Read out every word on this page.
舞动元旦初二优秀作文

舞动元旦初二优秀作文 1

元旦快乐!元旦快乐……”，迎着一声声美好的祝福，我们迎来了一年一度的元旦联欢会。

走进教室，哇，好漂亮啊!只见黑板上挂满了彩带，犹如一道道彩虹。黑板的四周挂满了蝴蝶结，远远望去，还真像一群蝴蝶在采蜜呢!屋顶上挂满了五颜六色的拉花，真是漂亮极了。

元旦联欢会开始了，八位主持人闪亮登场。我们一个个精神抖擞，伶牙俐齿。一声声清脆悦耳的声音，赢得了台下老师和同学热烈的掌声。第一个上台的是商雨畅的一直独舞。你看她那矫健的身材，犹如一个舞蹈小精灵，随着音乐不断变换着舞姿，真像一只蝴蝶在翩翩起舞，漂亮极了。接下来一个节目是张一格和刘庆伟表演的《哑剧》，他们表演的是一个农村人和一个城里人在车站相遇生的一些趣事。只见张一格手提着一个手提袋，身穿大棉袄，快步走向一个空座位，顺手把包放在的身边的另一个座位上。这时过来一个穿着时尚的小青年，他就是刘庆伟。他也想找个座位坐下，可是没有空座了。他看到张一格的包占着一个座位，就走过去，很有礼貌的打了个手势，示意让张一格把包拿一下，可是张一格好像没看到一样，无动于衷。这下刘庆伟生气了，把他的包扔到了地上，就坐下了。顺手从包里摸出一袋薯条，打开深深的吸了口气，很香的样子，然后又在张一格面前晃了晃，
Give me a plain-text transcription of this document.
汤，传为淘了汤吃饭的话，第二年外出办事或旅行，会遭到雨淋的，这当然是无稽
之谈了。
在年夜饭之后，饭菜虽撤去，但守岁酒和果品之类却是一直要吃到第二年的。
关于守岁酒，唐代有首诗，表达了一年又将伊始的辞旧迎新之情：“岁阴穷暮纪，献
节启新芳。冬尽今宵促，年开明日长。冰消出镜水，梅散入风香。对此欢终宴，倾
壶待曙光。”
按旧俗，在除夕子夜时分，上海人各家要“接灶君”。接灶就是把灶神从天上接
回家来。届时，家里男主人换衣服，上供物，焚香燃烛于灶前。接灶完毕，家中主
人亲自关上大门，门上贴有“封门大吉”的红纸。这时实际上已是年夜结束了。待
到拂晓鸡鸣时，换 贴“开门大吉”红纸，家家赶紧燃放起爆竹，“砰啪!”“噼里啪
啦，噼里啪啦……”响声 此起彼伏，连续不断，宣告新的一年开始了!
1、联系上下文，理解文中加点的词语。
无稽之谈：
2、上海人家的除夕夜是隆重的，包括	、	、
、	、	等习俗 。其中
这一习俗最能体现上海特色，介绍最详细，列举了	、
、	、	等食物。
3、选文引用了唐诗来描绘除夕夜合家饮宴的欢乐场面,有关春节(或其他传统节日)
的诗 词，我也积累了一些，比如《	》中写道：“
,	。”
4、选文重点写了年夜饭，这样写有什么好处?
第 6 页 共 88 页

********************

WHAT IS EXPECTED: Your answer should be a single number: how many lines of the material contain the word "this".

WRITTEN SOLUTION: 2